**Problem**
In the data below, format everything from the line containing "spline view horizontal" down to the line containing "right side view left face (322, 36, 324, 100)" as a Markdown table with a "Row" column numbering each line and an "Entry" column holding it. Leave out any blank lines.

**Saved dataset items**
--*--

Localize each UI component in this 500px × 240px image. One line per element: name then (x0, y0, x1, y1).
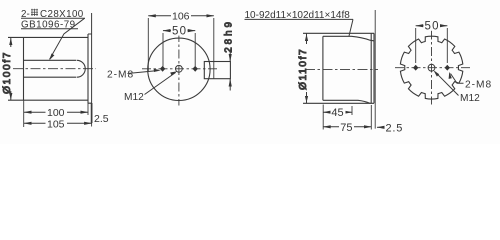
spline view horizontal centerline (395, 67, 473, 69)
leader from spline label (349, 19, 353, 36)
dimension 106 (148, 11, 214, 23)
label 2-M8 middle (107, 69, 161, 81)
middle view horizontal centerline (142, 68, 218, 70)
dimension 50 spline view (416, 20, 448, 32)
middle view M12 center hole (176, 65, 183, 72)
dimension 50 extension lines spline view (416, 28, 448, 63)
dimension 75 (323, 122, 371, 134)
spline shaft end view toothed outline (400, 36, 462, 99)
right side view horizontal centerline (305, 68, 378, 70)
svg-text:105: 105 (47, 118, 65, 130)
middle view vertical centerline (178, 33, 180, 106)
dimension phi110f7 line (306, 33, 308, 103)
middle view key cross-section rectangle (204, 62, 230, 79)
middle view circle (hub end face) (148, 38, 210, 100)
dimension 50 middle (163, 25, 195, 37)
svg-text:28h9: 28h9 (223, 19, 234, 53)
label 2-keyC28X100 (21, 9, 85, 20)
spline view M8 hole right (445, 65, 450, 71)
left view rim right face extension line (91, 13, 93, 124)
spline view M8 hole left (413, 65, 418, 71)
left view rim (flange edge) (88, 34, 92, 103)
left view hub body outline (8, 37, 88, 100)
svg-text:2-M8: 2-M8 (465, 80, 492, 91)
dimension 105 (24, 118, 92, 130)
right view bottom extension lines (323, 10, 375, 130)
label M12 middle (124, 71, 177, 103)
middle view M8 hole left (160, 66, 165, 72)
right side view sleeve bottom edge with extension (303, 102, 374, 104)
svg-text:2-M8: 2-M8 (107, 69, 134, 80)
right side view rim face (373, 33, 375, 103)
svg-text:50: 50 (425, 20, 440, 32)
svg-text:Ø110f7: Ø110f7 (298, 48, 309, 90)
label 2-M8 spline view (449, 72, 493, 91)
dimension phi110f7 arrows (305, 34, 308, 103)
leader from key label to keyway (49, 18, 84, 60)
label M12 spline view (434, 70, 481, 104)
label GB1096-79 (21, 19, 78, 30)
right side view spline OD top line and runout (323, 36, 374, 41)
dimension 106 extension lines (148, 18, 214, 71)
right side view left face (322, 36, 324, 100)
svg-text:45: 45 (331, 107, 343, 119)
svg-text:2.5: 2.5 (386, 122, 404, 134)
dimension phi100f7 arrows (9, 38, 12, 100)
left view bottom extension lines (24, 100, 92, 127)
svg-text:50: 50 (172, 25, 187, 37)
svg-text:M12: M12 (124, 92, 144, 103)
middle view M8 hole right (193, 66, 198, 72)
left view horizontal centerline (13, 68, 96, 70)
dimension 2.5 right view (377, 122, 403, 134)
svg-text:106: 106 (172, 11, 190, 23)
dimension 100 (24, 107, 88, 119)
spline spec label 10-92d11x102d11x14f8 (245, 10, 354, 21)
left view keyway slot (24, 60, 86, 77)
spline view M12 center hole (428, 64, 435, 71)
spline view vertical centerline (431, 31, 433, 105)
dimension 45 (323, 107, 352, 119)
right side view right face (370, 33, 372, 103)
right side view sleeve OD110 top edge with extension (303, 32, 374, 34)
svg-text:M12: M12 (460, 93, 480, 104)
dimension 28h9 (223, 19, 234, 90)
dimension 50 extension lines middle (163, 33, 195, 67)
dimension phi100f7 line (10, 37, 12, 100)
svg-text:2.5: 2.5 (94, 113, 109, 125)
svg-text:Ø100f7: Ø100f7 (2, 51, 13, 94)
right side view spline OD bottom line and runout (323, 100, 371, 103)
svg-text:75: 75 (340, 122, 352, 134)
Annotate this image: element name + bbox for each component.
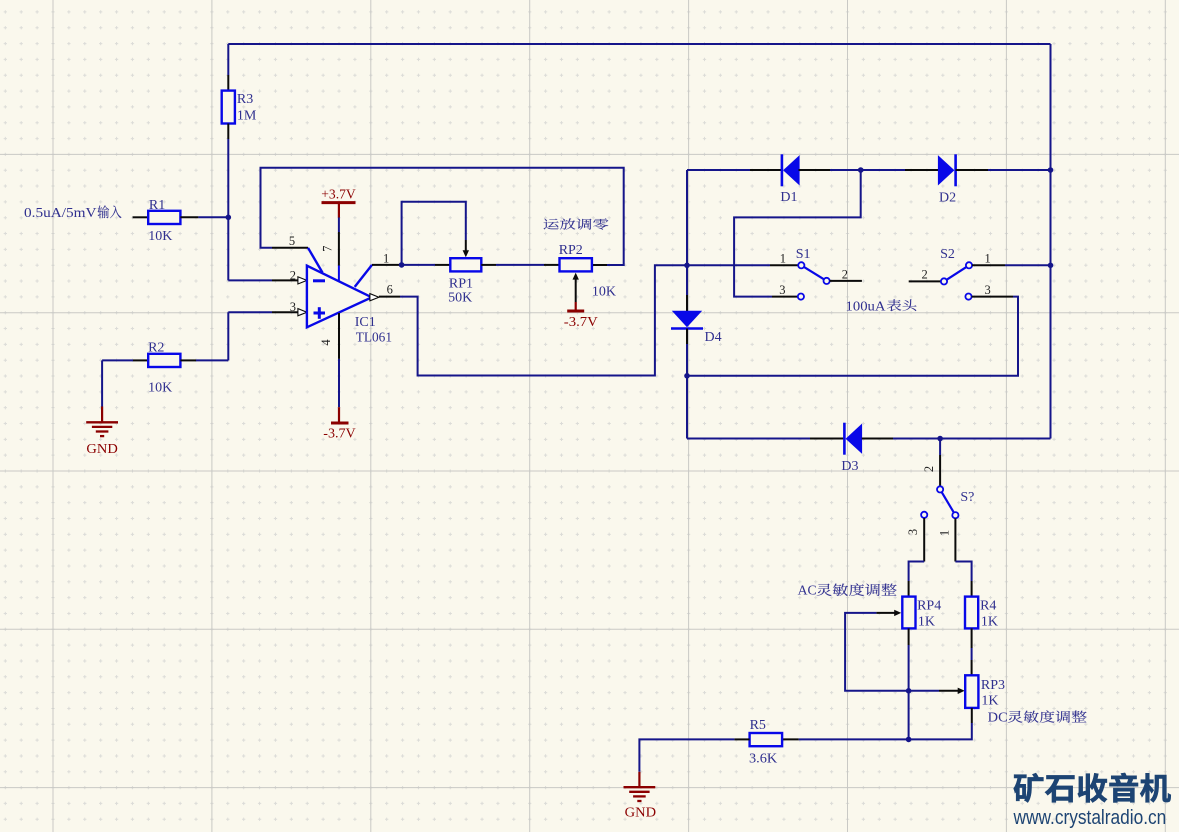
svg-text:R5: R5 <box>750 718 766 733</box>
junction: S2 pin3 rail / D4 bus <box>684 373 690 379</box>
svg-text:www.crystalradio.cn: www.crystalradio.cn <box>1013 807 1167 829</box>
wire: D4 bus vertical <box>686 170 688 295</box>
svg-text:2: 2 <box>921 267 927 281</box>
wire: R3 bottom to inverting-input node <box>227 124 229 140</box>
svg-text:1: 1 <box>780 252 786 266</box>
junction: R1 / R3 node <box>226 215 232 221</box>
switch S1 pin 1 contact <box>798 262 804 268</box>
RP2 wiper arrow from -3.7V <box>575 278 577 302</box>
svg-text:4: 4 <box>319 339 333 346</box>
wire: R1 to node <box>180 216 198 218</box>
op-amp IC1 TL061 triangle <box>307 266 372 328</box>
power ground GND (bottom) <box>638 772 640 787</box>
switch S1 pin 3 contact <box>798 294 804 300</box>
svg-text:D1: D1 <box>780 190 797 205</box>
wire: S? pin 3 down to RP4 <box>923 518 925 562</box>
svg-text:10K: 10K <box>148 229 172 244</box>
resistor R3 <box>222 91 235 124</box>
potentiometer RP1 <box>450 258 481 271</box>
svg-text:S?: S? <box>960 490 974 505</box>
switch S? pin 1 contact <box>952 512 958 518</box>
wire: S2 pin 2 stub (to meter) <box>909 280 941 282</box>
wire: R2 right to op-amp pin 3 <box>180 359 196 361</box>
svg-text:DC: DC <box>988 709 1008 724</box>
svg-text:2: 2 <box>290 268 296 282</box>
svg-text:RP2: RP2 <box>559 243 583 258</box>
switch S2 lever <box>944 265 969 281</box>
wire: RP1 to RP2 <box>481 264 496 266</box>
svg-text:S1: S1 <box>796 247 811 262</box>
svg-text:D2: D2 <box>939 191 956 206</box>
svg-text:S2: S2 <box>940 247 955 262</box>
svg-text:R1: R1 <box>149 198 165 213</box>
wire: S1 pin 2 stub (to meter) <box>830 280 862 282</box>
wire: D4 cathode down to D3 row <box>686 329 688 345</box>
junction: D2 / right bus <box>1048 167 1054 173</box>
RP3 wiper arrow <box>958 688 965 694</box>
potentiometer RP3 <box>965 675 978 708</box>
svg-text:1K: 1K <box>981 693 998 708</box>
svg-text:GND: GND <box>86 442 117 457</box>
wire: S2 pin 3 down to D4/D3 node rail <box>972 296 1013 298</box>
svg-text:3.6K: 3.6K <box>749 752 777 767</box>
svg-text:R2: R2 <box>148 340 164 355</box>
junction: D4 bus / S1 pin1 rail <box>684 263 690 269</box>
potentiometer RP2 <box>560 258 592 271</box>
svg-text:7: 7 <box>321 246 335 252</box>
wire: R5 left to GND corner <box>734 738 749 740</box>
wire: RP4 wiper to RP3 wiper <box>876 612 895 614</box>
wire: D2 to right bus <box>956 169 988 171</box>
potentiometer RP4 <box>902 597 915 629</box>
pin 7 power lead <box>338 218 340 233</box>
svg-text:TL061: TL061 <box>356 331 392 346</box>
svg-text:1K: 1K <box>918 614 935 629</box>
svg-text:2: 2 <box>842 267 848 281</box>
svg-text:R3: R3 <box>237 92 253 107</box>
wire: S2 pin 1 to right bus <box>972 264 1005 266</box>
wire: pin 5 stub and zero-adjust loop left leg <box>272 247 308 249</box>
pin 3 input arrow <box>298 309 307 316</box>
resistor R5 <box>750 733 783 746</box>
wire: RP1 wiper loop <box>402 202 466 265</box>
svg-text:R4: R4 <box>980 598 996 613</box>
resistor R4 <box>965 597 978 629</box>
svg-text:0.5uA/5mV: 0.5uA/5mV <box>24 205 97 220</box>
svg-text:1M: 1M <box>237 108 257 123</box>
wire: feedback top rail from R3 top to right bus <box>228 43 1050 45</box>
svg-text:50K: 50K <box>448 290 472 305</box>
svg-text:-3.7V: -3.7V <box>564 315 598 330</box>
switch S2 pin 3 contact <box>965 294 971 300</box>
wire: D1 to D2 <box>799 169 831 171</box>
label zero-adjust 运放调零 <box>544 219 559 230</box>
wire: input node to op-amp pin 2 <box>228 279 272 281</box>
svg-text:D4: D4 <box>705 330 722 345</box>
svg-text:5: 5 <box>289 234 295 248</box>
junction: pin1 / RP1 wiper loop <box>399 262 405 268</box>
pin 6 output arrow <box>370 294 379 301</box>
op-amp minus sign <box>313 279 325 282</box>
junction: D1-D2 midpoint tap <box>858 167 864 173</box>
wire: S? pin 2 lead <box>939 439 941 456</box>
switch S? pin 3 contact <box>921 512 927 518</box>
resistor R1 <box>148 211 180 224</box>
svg-text:1: 1 <box>985 252 991 266</box>
svg-text:+3.7V: +3.7V <box>321 187 356 202</box>
svg-text:1: 1 <box>383 252 389 266</box>
diode D1 <box>781 154 784 186</box>
watermark logo 矿石收音机 <box>1014 773 1044 802</box>
wire: R4 to RP3 <box>971 628 973 648</box>
svg-text:D3: D3 <box>841 459 858 474</box>
power -3.7V (op-amp) <box>338 407 340 421</box>
wire: R3 top stub <box>227 44 229 75</box>
wire: S? pin 1 down to R4 <box>954 518 956 561</box>
resistor R2 <box>148 354 180 367</box>
wire: right bus vertical <box>1050 44 1052 439</box>
junction: D3 row / S? pin 2 <box>937 436 943 442</box>
switch S? lever <box>940 489 955 515</box>
wire: RP3 bottom to bottom rail <box>971 708 973 723</box>
switch S1 pin 2 contact <box>824 278 830 284</box>
svg-text:IC1: IC1 <box>355 315 376 330</box>
wire: GND drop (left) <box>101 360 103 406</box>
RP4 wiper arrow <box>894 610 901 616</box>
pin 2 input arrow <box>298 277 307 284</box>
svg-text:3: 3 <box>779 283 785 297</box>
junction: S2 pin1 / right bus <box>1048 263 1054 269</box>
wire: output pin 6 to S1 pin 1 rail <box>379 296 400 298</box>
diode D2 <box>954 154 957 186</box>
svg-text:1K: 1K <box>981 614 998 629</box>
svg-text:3: 3 <box>906 529 920 535</box>
junction: RP4 bottom / wiper link <box>906 688 912 694</box>
op-amp pin 5 diagonal lead <box>308 248 323 273</box>
wire: input stub <box>133 216 149 218</box>
switch S1 lever <box>801 265 826 281</box>
wire: D3 row <box>687 438 810 440</box>
svg-text:RP3: RP3 <box>981 678 1005 693</box>
wire: pin 1 to RP1 <box>372 264 402 266</box>
svg-text:10K: 10K <box>592 285 616 300</box>
svg-text:3: 3 <box>290 300 296 314</box>
svg-text:2: 2 <box>922 466 936 472</box>
power ground GND (left) <box>101 407 103 423</box>
diode D3 <box>843 423 846 455</box>
power +3.7V <box>338 204 340 218</box>
wire: R2 left to GND corner <box>102 359 133 361</box>
wire: RP4 bottom to bottom rail <box>908 628 910 645</box>
svg-text:GND: GND <box>625 805 656 820</box>
svg-text:3: 3 <box>985 283 991 297</box>
svg-text:RP1: RP1 <box>449 276 473 291</box>
diode D4 <box>671 327 703 330</box>
svg-text:RP4: RP4 <box>917 598 941 613</box>
wire: midpoint tap down to S1 pin 3 <box>734 170 861 297</box>
svg-text:6: 6 <box>387 282 393 296</box>
svg-text:10K: 10K <box>148 381 172 396</box>
switch S2 pin 2 contact <box>941 278 947 284</box>
wire: D1-D2 row left leg from D4 bus <box>687 169 750 171</box>
svg-text:-3.7V: -3.7V <box>323 426 356 441</box>
junction: RP4 leg / bottom rail <box>906 737 912 743</box>
op-amp plus sign <box>314 312 326 315</box>
svg-text:1: 1 <box>937 530 951 536</box>
power -3.7V (RP2) <box>575 302 577 310</box>
switch S2 pin 1 contact <box>966 262 972 268</box>
switch S? pin 2 contact <box>937 486 943 492</box>
pin 4 power lead <box>338 313 340 359</box>
svg-text:AC: AC <box>798 582 817 597</box>
op-amp pin 1 diagonal lead <box>355 265 372 287</box>
svg-text:100uA: 100uA <box>846 298 886 313</box>
RP1 wiper arrow <box>463 250 469 257</box>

--*--

**Answer to the problem**
| Row | Entry |
|---|---|
| 1 | spline view horizontal centerline (395, 67, 473, 69) |
| 2 | leader from spline label (349, 19, 353, 36) |
| 3 | dimension 106 (148, 11, 214, 23) |
| 4 | label 2-M8 middle (107, 69, 161, 81) |
| 5 | middle view horizontal centerline (142, 68, 218, 70) |
| 6 | dimension 50 spline view (416, 20, 448, 32) |
| 7 | middle view M12 center hole (176, 65, 183, 72) |
| 8 | dimension 50 extension lines spline view (416, 28, 448, 63) |
| 9 | dimension 75 (323, 122, 371, 134) |
| 10 | spline shaft end view toothed outline (400, 36, 462, 99) |
| 11 | right side view horizontal centerline (305, 68, 378, 70) |
| 12 | svg-text:105: 105 (47, 118, 65, 130) |
| 13 | middle view vertical centerline (178, 33, 180, 106) |
| 14 | dimension phi110f7 line (306, 33, 308, 103) |
| 15 | middle view key cross-section rectangle (204, 62, 230, 79) |
| 16 | middle view circle (hub end face) (148, 38, 210, 100) |
| 17 | dimension 50 middle (163, 25, 195, 37) |
| 18 | svg-text:28h9: 28h9 (223, 19, 234, 53) |
| 19 | label 2-keyC28X100 (21, 9, 85, 20) |
| 20 | spline view M8 hole right (445, 65, 450, 71) |
| 21 | left view rim right face extension line (91, 13, 93, 124) |
| 22 | spline view M8 hole left (413, 65, 418, 71) |
| 23 | left view rim (flange edge) (88, 34, 92, 103) |
| 24 | left view hub body outline (8, 37, 88, 100) |
| 25 | svg-text:2-M8: 2-M8 (465, 80, 492, 91) |
| 26 | dimension 105 (24, 118, 92, 130) |
| 27 | right view bottom extension lines (323, 10, 375, 130) |
| 28 | label M12 middle (124, 71, 177, 103) |
| 29 | middle view M8 hole left (160, 66, 165, 72) |
| 30 | right side view sleeve bottom edge with extension (303, 102, 374, 104) |
| 31 | svg-text:2-M8: 2-M8 (107, 69, 134, 80) |
| 32 | right side view rim face (373, 33, 375, 103) |
| 33 | svg-text:50: 50 (425, 20, 440, 32) |
| 34 | svg-text:Ø110f7: Ø110f7 (298, 48, 309, 90) |
| 35 | label 2-M8 spline view (449, 72, 493, 91) |
| 36 | dimension phi110f7 arrows (305, 34, 308, 103) |
| 37 | leader from key label to keyway (49, 18, 84, 60) |
| 38 | label M12 spline view (434, 70, 481, 104) |
| 39 | label GB1096-79 (21, 19, 78, 30) |
| 40 | right side view spline OD top line and runout (323, 36, 374, 41) |
| 41 | dimension 106 extension lines (148, 18, 214, 71) |
| 42 | right side view left face (322, 36, 324, 100) |